- _Task statement_: Below are the records; pull every line that includes "JSON".

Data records
══════════════════════════════
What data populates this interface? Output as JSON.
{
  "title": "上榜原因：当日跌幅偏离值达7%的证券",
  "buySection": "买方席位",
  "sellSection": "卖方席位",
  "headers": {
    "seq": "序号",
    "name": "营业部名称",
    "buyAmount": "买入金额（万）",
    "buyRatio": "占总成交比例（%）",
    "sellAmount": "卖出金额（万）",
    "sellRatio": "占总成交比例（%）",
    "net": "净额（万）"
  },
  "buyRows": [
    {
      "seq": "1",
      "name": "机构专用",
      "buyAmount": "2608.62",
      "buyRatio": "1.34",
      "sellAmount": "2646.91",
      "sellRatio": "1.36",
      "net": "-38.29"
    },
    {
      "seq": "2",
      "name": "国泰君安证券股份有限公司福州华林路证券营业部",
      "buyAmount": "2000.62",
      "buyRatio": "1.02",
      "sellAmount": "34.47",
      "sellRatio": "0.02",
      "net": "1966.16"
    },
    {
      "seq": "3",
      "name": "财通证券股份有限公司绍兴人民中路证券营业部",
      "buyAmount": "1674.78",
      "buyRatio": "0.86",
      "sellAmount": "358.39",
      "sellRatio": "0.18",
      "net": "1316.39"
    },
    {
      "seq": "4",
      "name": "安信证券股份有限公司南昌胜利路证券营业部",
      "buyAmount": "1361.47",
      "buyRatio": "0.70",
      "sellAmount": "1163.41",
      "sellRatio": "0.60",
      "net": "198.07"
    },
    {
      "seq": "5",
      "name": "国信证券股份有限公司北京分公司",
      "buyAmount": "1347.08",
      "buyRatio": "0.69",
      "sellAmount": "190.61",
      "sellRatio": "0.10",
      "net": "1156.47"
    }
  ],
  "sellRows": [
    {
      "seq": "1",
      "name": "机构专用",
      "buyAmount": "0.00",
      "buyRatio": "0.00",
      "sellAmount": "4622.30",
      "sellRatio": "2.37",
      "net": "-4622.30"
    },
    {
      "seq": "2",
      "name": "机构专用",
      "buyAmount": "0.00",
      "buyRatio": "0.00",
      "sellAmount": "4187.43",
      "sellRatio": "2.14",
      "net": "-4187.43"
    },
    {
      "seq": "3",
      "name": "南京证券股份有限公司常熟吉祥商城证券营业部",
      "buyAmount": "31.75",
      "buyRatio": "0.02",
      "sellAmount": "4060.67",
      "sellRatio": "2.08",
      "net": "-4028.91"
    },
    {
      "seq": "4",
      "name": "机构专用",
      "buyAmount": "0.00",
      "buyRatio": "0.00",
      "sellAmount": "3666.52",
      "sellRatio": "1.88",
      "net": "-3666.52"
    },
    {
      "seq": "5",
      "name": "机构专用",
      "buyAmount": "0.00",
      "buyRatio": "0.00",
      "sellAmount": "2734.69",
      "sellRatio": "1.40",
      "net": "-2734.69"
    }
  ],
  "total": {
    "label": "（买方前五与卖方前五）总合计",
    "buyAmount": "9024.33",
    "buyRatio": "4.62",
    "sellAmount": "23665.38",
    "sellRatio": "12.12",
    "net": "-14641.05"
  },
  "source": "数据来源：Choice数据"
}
══════════════════════════════
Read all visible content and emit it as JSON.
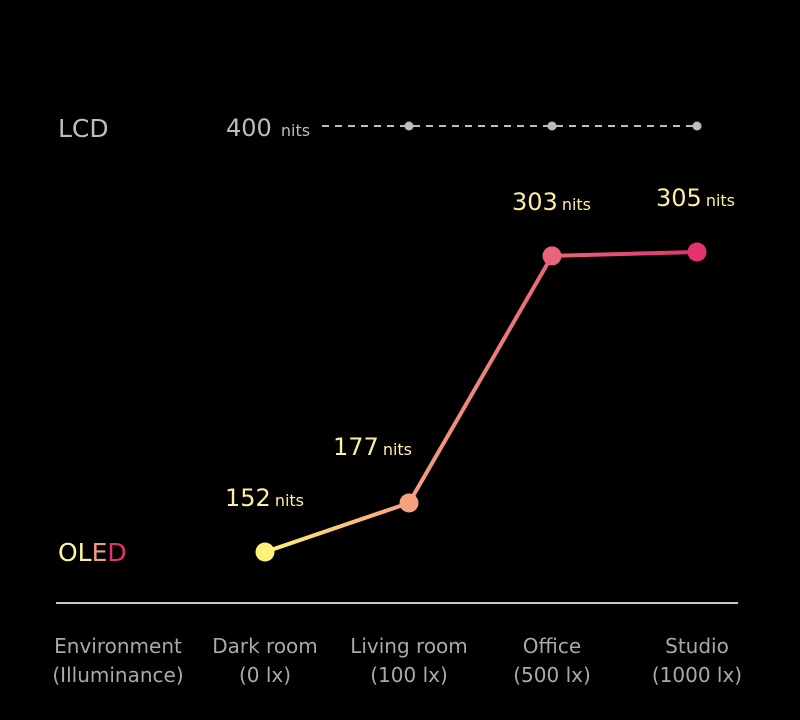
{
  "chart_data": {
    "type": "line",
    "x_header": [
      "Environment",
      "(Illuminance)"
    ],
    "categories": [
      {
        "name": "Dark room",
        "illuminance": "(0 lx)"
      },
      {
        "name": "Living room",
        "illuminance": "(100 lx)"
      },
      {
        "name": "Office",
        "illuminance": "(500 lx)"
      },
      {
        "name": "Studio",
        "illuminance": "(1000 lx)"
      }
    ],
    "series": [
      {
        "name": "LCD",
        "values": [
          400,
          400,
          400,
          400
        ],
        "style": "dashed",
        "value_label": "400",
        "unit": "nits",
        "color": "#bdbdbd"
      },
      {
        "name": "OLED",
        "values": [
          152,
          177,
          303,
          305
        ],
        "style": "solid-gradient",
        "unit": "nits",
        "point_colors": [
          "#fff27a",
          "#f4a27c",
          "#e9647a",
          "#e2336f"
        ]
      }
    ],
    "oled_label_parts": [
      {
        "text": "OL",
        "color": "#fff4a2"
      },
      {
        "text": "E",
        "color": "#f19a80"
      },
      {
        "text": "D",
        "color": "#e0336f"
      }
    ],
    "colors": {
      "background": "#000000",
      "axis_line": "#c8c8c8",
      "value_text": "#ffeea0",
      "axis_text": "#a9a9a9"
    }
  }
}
══════════════════════════════
- _Result below_:
What data populates this interface? Output as JSON.
Read all visible content and emit it as JSON.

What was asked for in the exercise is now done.